Show all lines of the listing that hold the word "have".

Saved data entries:
————————

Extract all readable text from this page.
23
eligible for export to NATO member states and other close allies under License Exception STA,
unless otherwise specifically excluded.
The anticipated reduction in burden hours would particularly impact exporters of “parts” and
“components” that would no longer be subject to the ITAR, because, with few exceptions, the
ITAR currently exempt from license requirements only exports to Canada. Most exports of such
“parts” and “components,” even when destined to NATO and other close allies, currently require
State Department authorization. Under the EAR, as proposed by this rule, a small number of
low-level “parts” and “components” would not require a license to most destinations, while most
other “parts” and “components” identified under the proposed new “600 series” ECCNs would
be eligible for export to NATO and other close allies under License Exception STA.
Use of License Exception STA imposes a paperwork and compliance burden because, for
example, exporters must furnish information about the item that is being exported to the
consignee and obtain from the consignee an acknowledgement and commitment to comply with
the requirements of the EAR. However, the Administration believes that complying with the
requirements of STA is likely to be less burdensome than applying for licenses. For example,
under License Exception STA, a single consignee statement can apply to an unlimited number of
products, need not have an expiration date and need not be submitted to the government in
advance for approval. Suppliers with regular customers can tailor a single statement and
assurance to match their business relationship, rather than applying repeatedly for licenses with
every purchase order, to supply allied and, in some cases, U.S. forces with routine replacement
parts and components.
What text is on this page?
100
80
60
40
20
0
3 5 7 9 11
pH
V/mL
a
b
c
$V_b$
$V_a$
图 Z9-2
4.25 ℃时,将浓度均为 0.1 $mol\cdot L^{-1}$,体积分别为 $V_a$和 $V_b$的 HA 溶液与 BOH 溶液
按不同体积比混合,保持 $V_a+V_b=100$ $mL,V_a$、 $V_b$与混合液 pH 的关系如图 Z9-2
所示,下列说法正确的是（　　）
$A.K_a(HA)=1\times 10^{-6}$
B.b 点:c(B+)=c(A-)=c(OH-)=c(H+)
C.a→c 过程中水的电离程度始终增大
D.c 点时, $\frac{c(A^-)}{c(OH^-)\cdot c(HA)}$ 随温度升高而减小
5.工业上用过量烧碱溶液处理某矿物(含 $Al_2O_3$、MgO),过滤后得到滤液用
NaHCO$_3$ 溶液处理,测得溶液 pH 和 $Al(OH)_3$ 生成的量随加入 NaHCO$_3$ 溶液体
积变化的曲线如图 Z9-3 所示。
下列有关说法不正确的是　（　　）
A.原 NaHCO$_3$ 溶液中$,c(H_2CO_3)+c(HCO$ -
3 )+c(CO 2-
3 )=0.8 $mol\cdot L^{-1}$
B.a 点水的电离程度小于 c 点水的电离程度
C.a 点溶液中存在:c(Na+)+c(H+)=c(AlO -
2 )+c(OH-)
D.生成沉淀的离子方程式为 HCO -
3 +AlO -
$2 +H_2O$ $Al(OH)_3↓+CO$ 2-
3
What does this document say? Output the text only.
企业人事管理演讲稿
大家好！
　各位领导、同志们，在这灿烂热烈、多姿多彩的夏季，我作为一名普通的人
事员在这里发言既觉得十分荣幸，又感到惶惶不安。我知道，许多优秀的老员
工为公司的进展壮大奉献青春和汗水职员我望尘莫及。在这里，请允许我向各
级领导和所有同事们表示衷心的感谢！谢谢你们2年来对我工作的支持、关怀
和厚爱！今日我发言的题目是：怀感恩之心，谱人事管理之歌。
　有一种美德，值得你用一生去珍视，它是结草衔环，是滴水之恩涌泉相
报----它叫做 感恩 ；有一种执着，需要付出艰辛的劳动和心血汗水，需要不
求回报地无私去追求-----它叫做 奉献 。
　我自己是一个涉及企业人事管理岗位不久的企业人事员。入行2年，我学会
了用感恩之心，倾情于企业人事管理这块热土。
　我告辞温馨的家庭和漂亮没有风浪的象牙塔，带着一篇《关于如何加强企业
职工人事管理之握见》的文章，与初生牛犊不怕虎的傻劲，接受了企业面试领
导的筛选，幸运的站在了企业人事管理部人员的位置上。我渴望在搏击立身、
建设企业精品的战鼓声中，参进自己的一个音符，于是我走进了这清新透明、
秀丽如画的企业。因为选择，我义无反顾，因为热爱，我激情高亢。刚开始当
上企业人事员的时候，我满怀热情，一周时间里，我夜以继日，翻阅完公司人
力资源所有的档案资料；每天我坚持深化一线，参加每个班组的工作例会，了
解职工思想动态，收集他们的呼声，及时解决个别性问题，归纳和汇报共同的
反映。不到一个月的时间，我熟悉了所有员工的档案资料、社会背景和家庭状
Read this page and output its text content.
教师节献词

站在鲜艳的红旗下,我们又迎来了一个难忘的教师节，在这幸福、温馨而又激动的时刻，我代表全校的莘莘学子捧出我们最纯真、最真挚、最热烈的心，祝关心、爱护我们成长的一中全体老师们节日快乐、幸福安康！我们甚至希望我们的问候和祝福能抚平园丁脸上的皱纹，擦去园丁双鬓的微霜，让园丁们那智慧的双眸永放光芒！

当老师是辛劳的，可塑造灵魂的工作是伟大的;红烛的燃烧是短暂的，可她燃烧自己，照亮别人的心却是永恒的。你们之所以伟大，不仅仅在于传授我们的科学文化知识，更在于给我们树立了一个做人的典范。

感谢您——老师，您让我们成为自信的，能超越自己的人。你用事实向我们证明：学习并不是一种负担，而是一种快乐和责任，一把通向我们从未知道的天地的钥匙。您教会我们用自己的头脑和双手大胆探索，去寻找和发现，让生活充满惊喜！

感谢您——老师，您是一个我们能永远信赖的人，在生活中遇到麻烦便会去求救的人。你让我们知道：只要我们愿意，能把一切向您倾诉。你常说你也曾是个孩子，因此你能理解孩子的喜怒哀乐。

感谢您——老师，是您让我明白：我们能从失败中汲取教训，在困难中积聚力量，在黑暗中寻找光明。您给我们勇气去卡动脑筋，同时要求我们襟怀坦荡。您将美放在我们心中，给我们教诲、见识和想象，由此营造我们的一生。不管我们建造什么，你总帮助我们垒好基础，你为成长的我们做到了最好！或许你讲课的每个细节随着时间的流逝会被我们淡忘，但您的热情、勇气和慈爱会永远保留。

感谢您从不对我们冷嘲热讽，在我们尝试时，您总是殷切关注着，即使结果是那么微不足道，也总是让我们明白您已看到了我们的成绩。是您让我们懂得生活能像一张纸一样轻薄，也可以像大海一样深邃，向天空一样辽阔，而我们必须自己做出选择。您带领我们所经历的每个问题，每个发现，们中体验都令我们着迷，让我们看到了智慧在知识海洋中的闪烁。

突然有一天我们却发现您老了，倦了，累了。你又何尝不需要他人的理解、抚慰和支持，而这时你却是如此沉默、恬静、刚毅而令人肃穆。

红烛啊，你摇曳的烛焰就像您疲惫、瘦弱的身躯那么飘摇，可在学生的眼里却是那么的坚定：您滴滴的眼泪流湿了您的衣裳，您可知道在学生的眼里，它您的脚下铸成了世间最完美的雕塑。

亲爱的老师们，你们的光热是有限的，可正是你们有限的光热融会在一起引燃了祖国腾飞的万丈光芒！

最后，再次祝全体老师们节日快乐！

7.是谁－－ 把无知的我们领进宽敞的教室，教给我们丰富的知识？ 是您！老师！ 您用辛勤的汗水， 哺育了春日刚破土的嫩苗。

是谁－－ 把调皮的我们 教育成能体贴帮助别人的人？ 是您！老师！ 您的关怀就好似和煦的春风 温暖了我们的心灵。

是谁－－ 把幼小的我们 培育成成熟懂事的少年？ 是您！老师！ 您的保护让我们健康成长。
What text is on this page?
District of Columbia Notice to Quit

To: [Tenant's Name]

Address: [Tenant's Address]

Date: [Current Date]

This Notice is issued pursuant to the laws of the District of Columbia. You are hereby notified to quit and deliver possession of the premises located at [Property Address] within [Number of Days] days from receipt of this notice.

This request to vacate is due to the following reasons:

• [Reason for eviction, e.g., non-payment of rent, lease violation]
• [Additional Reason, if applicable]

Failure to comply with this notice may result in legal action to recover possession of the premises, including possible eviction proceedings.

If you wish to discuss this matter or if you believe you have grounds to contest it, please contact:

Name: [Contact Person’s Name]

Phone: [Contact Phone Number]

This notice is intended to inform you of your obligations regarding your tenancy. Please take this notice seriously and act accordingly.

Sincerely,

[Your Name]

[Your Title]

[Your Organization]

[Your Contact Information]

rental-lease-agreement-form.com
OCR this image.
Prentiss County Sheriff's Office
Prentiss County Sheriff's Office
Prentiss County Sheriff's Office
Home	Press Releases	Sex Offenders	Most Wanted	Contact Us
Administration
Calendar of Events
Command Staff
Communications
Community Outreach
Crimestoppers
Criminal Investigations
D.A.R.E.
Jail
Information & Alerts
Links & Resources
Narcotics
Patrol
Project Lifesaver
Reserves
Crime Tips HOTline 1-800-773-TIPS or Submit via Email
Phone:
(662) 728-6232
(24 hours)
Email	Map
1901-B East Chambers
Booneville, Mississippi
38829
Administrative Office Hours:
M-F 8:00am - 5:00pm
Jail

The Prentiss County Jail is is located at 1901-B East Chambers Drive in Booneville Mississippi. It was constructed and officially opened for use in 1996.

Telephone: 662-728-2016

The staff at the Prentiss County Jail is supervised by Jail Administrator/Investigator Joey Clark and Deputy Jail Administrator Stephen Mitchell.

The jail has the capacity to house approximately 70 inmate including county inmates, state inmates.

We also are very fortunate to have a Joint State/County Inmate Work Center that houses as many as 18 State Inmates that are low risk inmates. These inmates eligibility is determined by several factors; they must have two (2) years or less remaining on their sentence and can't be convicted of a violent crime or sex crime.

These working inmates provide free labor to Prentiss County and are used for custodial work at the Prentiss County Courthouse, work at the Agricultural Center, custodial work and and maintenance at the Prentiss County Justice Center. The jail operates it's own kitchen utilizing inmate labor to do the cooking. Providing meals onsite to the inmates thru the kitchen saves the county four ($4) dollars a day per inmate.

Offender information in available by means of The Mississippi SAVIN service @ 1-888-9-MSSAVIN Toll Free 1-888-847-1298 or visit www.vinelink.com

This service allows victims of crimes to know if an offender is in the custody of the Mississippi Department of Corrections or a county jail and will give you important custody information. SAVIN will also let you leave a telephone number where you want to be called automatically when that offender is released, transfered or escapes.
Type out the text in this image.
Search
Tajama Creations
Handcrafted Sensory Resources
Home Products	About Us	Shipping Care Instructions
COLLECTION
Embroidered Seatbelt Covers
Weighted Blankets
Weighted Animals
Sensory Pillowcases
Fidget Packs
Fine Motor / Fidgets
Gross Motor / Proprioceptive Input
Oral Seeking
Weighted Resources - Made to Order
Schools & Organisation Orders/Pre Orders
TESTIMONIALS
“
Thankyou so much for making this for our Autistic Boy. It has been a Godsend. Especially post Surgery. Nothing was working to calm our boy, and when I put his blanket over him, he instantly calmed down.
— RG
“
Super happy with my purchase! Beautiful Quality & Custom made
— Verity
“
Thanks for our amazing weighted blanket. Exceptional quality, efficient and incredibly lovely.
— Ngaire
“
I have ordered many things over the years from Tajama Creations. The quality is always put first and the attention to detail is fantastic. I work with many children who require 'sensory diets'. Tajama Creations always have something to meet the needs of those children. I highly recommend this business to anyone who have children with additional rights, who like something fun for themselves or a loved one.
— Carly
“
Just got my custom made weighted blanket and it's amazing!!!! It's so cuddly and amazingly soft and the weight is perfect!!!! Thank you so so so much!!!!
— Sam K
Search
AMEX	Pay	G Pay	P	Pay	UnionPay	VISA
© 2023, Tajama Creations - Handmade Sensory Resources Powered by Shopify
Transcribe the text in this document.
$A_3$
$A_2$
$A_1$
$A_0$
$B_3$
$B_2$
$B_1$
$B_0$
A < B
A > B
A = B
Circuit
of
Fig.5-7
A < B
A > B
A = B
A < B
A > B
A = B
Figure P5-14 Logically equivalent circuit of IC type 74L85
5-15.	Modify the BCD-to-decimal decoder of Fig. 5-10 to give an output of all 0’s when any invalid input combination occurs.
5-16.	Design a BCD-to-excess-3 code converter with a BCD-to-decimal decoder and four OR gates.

————————

▶ Exercise result:
products, need not have an expiration date and need not be submitted to the government in
If you wish to discuss this matter or if you believe you have grounds to contest it, please contact:
We also are very fortunate to have a Joint State/County Inmate Work Center that houses as many as 18 State Inmates that are low risk inmates. These inmates eligibility is determined by several factors; they must have two (2) years or less remaining on their sentence and can't be convicted of a violent crime or sex crime.
I have ordered many things over the years from Tajama Creations. The quality is always put first and the attention to detail is fantastic. I work with many children who require 'sensory diets'. Tajama Creations always have something to meet the needs of those children. I highly recommend this business to anyone who have children with additional rights, who like something fun for themselves or a loved one.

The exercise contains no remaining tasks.